Your instructions —
Omit the pictures and return every entry exactly as written.

Data shown —
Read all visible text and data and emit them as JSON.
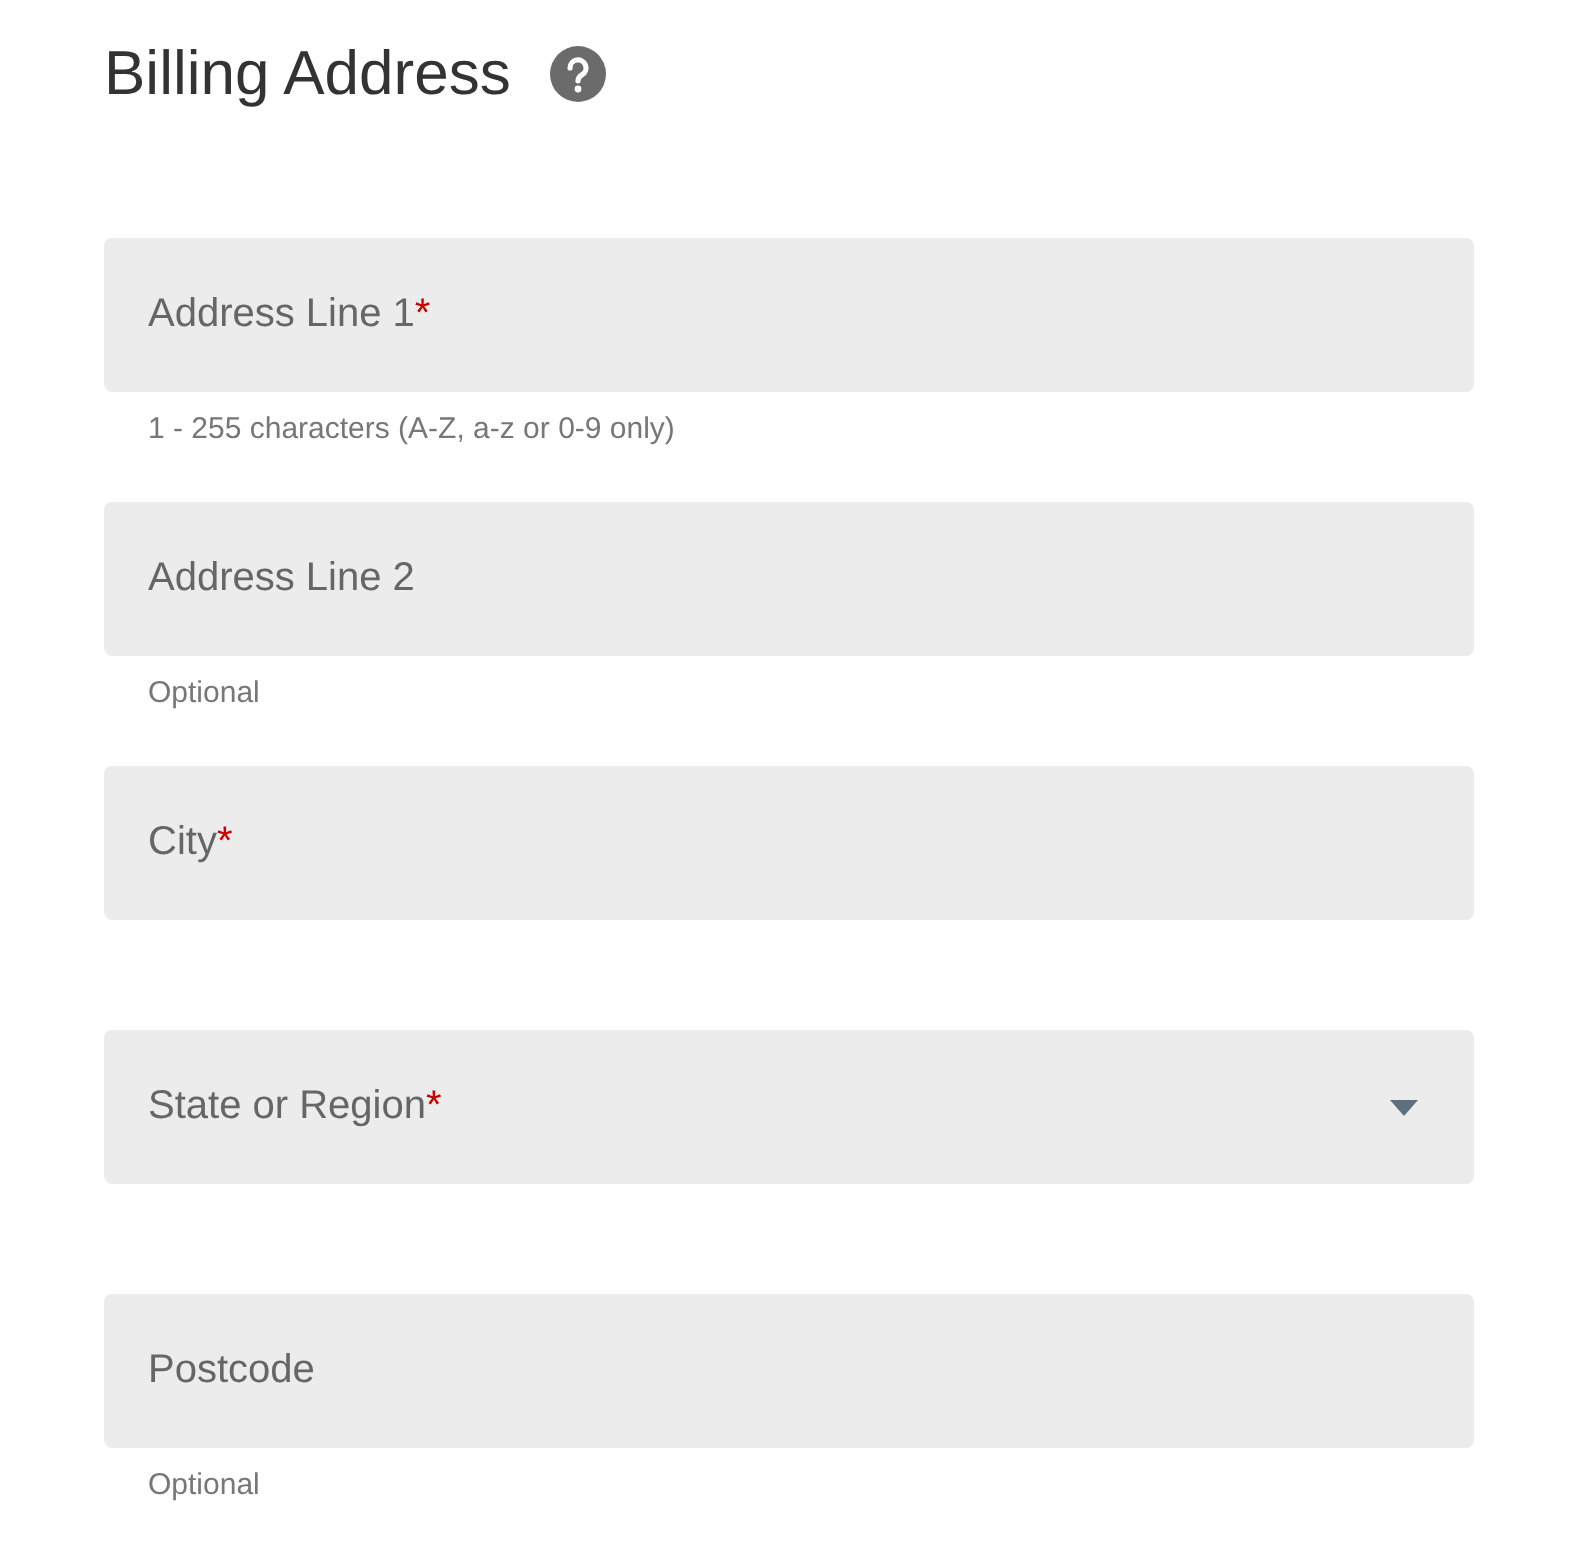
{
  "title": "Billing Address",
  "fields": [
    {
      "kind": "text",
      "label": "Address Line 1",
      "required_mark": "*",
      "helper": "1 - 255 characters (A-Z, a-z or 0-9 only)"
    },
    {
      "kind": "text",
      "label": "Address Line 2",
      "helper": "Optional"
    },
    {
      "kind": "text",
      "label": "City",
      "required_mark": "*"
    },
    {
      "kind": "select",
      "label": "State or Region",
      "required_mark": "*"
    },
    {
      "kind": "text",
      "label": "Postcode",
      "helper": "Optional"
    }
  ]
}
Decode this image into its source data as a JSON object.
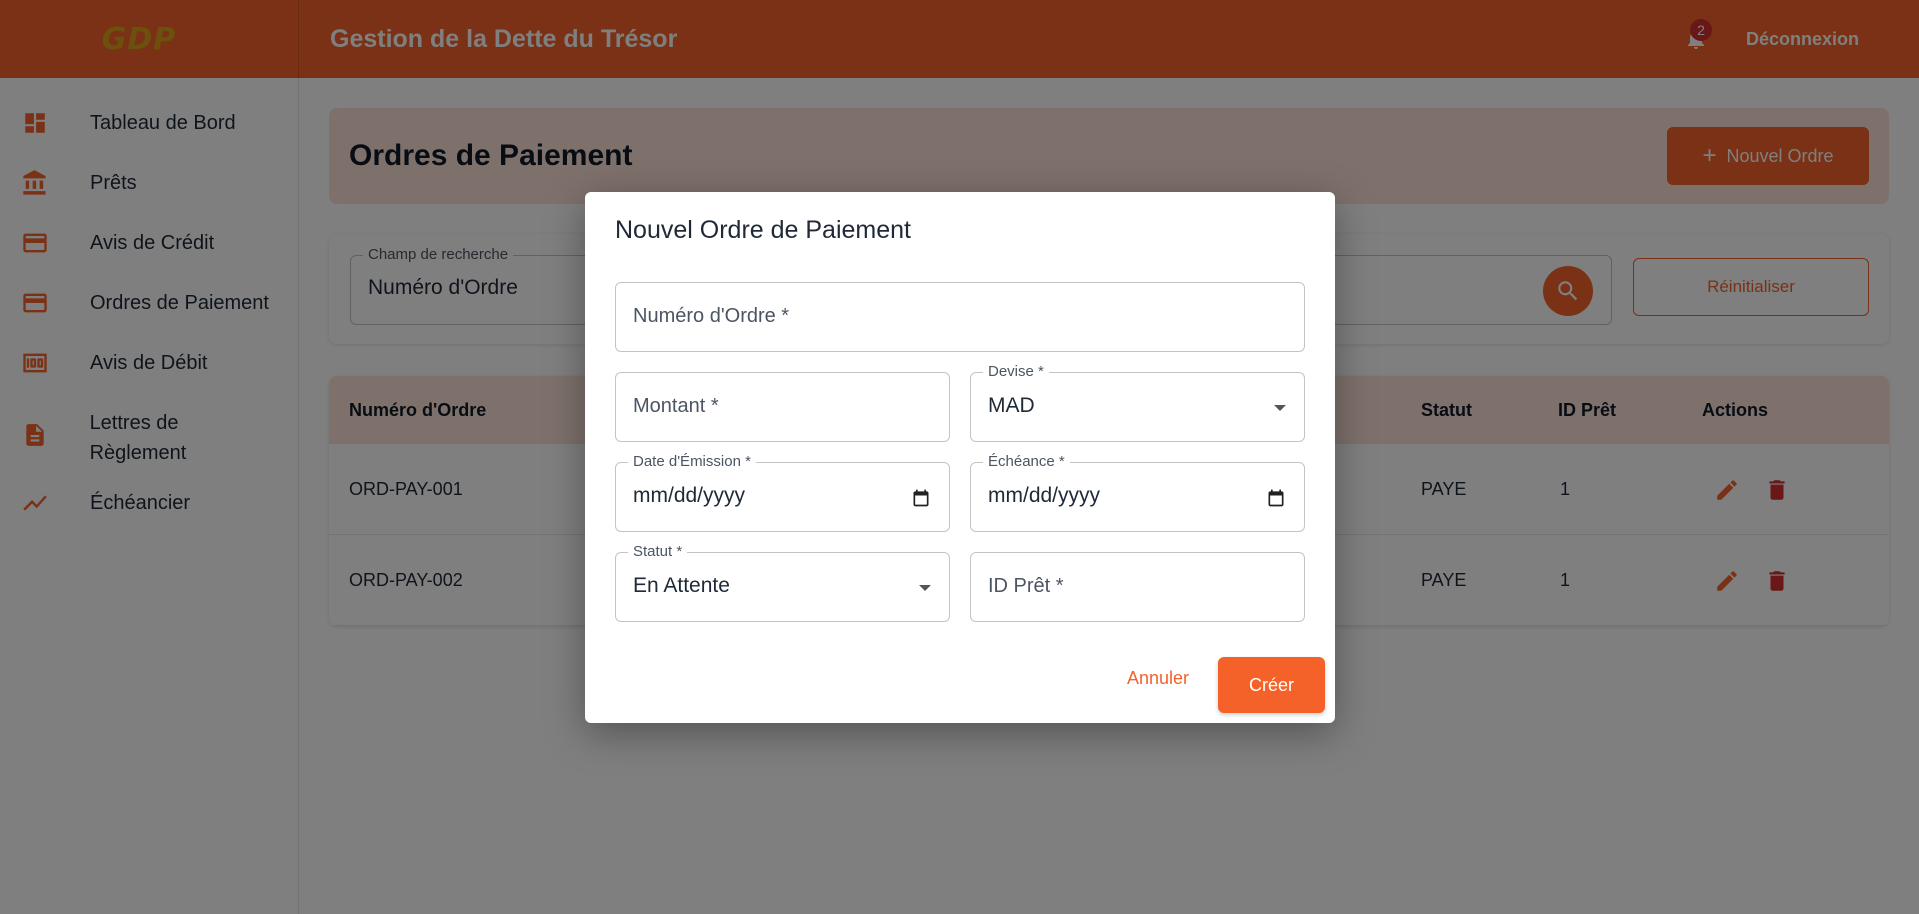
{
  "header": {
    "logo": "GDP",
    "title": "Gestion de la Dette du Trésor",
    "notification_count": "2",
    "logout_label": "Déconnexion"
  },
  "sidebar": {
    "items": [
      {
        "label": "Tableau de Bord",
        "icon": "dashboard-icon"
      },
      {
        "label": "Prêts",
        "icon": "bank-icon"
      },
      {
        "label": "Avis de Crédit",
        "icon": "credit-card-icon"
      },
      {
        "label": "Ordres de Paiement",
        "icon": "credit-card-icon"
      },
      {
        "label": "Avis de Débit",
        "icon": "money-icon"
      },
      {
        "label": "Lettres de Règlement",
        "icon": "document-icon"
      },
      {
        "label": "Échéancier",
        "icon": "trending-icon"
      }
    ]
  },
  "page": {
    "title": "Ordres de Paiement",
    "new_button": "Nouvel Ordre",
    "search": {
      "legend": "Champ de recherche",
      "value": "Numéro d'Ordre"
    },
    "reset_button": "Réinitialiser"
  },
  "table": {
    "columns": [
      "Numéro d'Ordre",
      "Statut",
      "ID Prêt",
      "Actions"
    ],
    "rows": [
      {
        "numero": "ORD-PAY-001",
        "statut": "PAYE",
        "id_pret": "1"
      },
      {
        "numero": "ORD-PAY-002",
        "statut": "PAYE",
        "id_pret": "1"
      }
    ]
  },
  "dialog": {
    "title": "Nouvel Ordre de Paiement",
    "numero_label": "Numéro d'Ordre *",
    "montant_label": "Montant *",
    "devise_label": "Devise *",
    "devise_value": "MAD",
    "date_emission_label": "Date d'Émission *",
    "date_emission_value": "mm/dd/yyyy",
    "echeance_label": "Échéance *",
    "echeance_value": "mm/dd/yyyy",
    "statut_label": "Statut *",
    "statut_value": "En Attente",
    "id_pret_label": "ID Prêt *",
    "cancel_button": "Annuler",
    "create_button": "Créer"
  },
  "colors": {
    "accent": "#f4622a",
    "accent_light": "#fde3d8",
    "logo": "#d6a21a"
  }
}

Exercise output —
Read all visible text and data and emit them as JSON.
{
  "title": "Billing Address",
  "fields": [
    {
      "kind": "text",
      "label": "Address Line 1",
      "required_mark": "*",
      "helper": "1 - 255 characters (A-Z, a-z or 0-9 only)"
    },
    {
      "kind": "text",
      "label": "Address Line 2",
      "helper": "Optional"
    },
    {
      "kind": "text",
      "label": "City",
      "required_mark": "*"
    },
    {
      "kind": "select",
      "label": "State or Region",
      "required_mark": "*"
    },
    {
      "kind": "text",
      "label": "Postcode",
      "helper": "Optional"
    }
  ]
}
Decode this image into its source data as a JSON object.
{
  "header": {
    "logo": "GDP",
    "title": "Gestion de la Dette du Trésor",
    "notification_count": "2",
    "logout_label": "Déconnexion"
  },
  "sidebar": {
    "items": [
      {
        "label": "Tableau de Bord",
        "icon": "dashboard-icon"
      },
      {
        "label": "Prêts",
        "icon": "bank-icon"
      },
      {
        "label": "Avis de Crédit",
        "icon": "credit-card-icon"
      },
      {
        "label": "Ordres de Paiement",
        "icon": "credit-card-icon"
      },
      {
        "label": "Avis de Débit",
        "icon": "money-icon"
      },
      {
        "label": "Lettres de Règlement",
        "icon": "document-icon"
      },
      {
        "label": "Échéancier",
        "icon": "trending-icon"
      }
    ]
  },
  "page": {
    "title": "Ordres de Paiement",
    "new_button": "Nouvel Ordre",
    "search": {
      "legend": "Champ de recherche",
      "value": "Numéro d'Ordre"
    },
    "reset_button": "Réinitialiser"
  },
  "table": {
    "columns": [
      "Numéro d'Ordre",
      "Statut",
      "ID Prêt",
      "Actions"
    ],
    "rows": [
      {
        "numero": "ORD-PAY-001",
        "statut": "PAYE",
        "id_pret": "1"
      },
      {
        "numero": "ORD-PAY-002",
        "statut": "PAYE",
        "id_pret": "1"
      }
    ]
  },
  "dialog": {
    "title": "Nouvel Ordre de Paiement",
    "numero_label": "Numéro d'Ordre *",
    "montant_label": "Montant *",
    "devise_label": "Devise *",
    "devise_value": "MAD",
    "date_emission_label": "Date d'Émission *",
    "date_emission_value": "mm/dd/yyyy",
    "echeance_label": "Échéance *",
    "echeance_value": "mm/dd/yyyy",
    "statut_label": "Statut *",
    "statut_value": "En Attente",
    "id_pret_label": "ID Prêt *",
    "cancel_button": "Annuler",
    "create_button": "Créer"
  },
  "colors": {
    "accent": "#f4622a",
    "accent_light": "#fde3d8",
    "logo": "#d6a21a"
  }
}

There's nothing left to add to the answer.